§ **Extracted records**

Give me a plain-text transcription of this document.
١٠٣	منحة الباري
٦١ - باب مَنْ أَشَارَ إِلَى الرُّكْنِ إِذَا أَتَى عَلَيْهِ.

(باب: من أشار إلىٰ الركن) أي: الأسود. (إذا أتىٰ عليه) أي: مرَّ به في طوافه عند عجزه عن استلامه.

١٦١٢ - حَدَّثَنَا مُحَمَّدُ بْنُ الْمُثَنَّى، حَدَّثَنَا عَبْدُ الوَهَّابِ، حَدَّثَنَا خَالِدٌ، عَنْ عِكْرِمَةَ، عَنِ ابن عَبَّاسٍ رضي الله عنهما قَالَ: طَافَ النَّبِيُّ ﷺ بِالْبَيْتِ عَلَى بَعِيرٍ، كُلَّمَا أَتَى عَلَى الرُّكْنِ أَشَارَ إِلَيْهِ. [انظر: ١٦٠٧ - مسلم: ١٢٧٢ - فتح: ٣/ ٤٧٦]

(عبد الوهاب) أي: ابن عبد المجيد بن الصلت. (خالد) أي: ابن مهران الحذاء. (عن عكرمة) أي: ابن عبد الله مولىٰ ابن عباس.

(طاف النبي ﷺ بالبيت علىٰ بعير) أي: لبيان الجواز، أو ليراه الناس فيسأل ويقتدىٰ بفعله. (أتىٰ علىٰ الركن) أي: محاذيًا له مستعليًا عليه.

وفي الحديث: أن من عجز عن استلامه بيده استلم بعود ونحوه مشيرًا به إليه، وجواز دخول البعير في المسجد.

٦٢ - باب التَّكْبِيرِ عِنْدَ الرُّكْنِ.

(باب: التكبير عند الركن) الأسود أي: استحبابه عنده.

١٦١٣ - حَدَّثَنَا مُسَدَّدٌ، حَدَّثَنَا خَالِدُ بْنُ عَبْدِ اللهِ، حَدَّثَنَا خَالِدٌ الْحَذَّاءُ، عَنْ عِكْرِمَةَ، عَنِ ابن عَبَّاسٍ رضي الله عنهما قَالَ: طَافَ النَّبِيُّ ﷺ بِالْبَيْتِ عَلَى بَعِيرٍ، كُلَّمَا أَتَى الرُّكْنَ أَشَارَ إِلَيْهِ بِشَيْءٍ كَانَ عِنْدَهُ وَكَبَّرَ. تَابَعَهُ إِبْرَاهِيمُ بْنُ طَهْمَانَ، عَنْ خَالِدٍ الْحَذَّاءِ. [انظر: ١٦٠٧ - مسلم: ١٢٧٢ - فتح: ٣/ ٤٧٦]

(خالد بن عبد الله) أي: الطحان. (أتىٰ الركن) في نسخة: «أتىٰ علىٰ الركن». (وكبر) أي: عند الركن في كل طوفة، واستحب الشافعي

§ **TASK BRIEF**
Show every line that contains the word "الأسود".

§ **SOLUTION**
(باب: من أشار إلىٰ الركن) أي: الأسود. (إذا أتىٰ عليه) أي: مرَّ به في طوافه عند عجزه عن استلامه.
(باب: التكبير عند الركن) الأسود أي: استحبابه عنده.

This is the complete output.